GIVEN TASK
Return a copy of each line that holds the string "Monthly".

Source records
***
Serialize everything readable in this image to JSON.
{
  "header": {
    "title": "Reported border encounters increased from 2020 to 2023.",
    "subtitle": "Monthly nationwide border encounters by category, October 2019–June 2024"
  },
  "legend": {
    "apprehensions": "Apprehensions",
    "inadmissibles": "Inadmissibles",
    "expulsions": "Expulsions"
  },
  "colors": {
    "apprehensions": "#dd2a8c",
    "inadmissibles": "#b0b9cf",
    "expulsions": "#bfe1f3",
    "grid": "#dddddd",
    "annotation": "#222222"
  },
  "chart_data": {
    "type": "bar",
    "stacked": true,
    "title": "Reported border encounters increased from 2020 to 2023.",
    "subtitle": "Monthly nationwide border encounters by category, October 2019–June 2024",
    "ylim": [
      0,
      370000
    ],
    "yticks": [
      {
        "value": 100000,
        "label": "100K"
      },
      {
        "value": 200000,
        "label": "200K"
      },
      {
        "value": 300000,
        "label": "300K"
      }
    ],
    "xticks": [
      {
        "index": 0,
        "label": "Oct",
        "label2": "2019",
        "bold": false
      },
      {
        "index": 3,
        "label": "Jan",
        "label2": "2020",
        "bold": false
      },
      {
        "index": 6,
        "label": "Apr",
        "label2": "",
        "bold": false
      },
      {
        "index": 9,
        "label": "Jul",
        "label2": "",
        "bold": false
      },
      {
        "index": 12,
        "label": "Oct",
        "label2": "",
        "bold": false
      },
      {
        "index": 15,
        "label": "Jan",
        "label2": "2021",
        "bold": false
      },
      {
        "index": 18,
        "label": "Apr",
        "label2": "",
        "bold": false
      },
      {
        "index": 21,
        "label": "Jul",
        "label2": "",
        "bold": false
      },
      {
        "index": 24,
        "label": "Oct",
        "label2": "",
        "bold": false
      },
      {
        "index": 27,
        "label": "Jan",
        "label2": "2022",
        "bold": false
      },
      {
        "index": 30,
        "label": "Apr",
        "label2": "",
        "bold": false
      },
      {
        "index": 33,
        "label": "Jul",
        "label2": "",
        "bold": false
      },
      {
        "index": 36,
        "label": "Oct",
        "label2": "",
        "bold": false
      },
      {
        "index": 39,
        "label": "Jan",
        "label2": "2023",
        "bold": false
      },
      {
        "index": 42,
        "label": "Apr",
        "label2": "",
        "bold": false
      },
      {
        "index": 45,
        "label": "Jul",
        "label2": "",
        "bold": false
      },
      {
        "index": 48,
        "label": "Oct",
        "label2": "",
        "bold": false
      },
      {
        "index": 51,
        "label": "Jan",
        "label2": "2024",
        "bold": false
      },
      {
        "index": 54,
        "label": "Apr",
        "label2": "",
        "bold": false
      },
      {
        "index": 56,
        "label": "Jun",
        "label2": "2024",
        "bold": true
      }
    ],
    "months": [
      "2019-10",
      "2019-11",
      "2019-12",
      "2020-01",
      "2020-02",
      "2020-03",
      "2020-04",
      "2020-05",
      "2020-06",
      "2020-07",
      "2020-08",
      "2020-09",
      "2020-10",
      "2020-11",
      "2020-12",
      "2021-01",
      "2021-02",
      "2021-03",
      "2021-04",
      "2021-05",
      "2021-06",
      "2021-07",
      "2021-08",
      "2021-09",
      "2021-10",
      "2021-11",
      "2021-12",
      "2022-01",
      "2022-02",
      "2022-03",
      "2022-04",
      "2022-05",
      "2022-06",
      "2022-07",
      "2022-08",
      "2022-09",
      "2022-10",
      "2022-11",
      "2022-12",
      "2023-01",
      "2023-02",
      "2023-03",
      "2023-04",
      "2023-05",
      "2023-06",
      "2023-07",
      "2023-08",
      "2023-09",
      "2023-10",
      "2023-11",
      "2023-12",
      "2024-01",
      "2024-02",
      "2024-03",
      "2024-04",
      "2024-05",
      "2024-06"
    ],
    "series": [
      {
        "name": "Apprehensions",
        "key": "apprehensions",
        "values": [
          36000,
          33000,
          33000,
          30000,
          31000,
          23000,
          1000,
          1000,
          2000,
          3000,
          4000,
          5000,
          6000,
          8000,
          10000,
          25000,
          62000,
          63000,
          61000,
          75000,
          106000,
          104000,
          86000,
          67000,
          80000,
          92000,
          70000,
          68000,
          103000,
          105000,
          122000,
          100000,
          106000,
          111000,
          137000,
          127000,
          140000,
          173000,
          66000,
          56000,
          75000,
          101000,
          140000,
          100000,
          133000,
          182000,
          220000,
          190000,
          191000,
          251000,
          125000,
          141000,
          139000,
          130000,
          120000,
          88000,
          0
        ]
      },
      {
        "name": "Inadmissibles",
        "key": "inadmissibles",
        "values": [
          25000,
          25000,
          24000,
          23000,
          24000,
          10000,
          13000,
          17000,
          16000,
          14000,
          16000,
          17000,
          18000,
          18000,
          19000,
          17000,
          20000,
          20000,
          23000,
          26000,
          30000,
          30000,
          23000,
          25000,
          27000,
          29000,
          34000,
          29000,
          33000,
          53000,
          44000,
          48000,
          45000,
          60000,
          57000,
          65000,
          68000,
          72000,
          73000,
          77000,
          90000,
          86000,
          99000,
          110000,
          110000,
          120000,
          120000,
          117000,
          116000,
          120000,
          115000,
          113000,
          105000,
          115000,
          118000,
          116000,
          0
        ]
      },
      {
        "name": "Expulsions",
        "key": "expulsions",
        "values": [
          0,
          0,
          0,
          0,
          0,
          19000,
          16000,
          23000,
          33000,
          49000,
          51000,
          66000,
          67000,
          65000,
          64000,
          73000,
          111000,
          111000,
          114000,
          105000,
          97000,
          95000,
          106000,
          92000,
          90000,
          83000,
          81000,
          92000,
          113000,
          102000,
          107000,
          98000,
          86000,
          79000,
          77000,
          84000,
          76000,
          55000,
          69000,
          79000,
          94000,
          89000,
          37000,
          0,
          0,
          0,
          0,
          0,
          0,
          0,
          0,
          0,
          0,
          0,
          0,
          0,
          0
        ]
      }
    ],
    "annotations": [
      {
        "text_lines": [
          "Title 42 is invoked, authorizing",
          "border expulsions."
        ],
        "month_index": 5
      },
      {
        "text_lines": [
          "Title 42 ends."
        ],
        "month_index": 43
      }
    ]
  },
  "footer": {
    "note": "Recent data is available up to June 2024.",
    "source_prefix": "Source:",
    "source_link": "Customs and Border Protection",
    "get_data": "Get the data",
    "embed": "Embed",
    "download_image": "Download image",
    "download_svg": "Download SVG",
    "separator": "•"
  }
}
***
TASK RESULT
    "subtitle": "Monthly nationwide border encounters by category, October 2019–June 2024"
    "subtitle": "Monthly nationwide border encounters by category, October 2019–June 2024",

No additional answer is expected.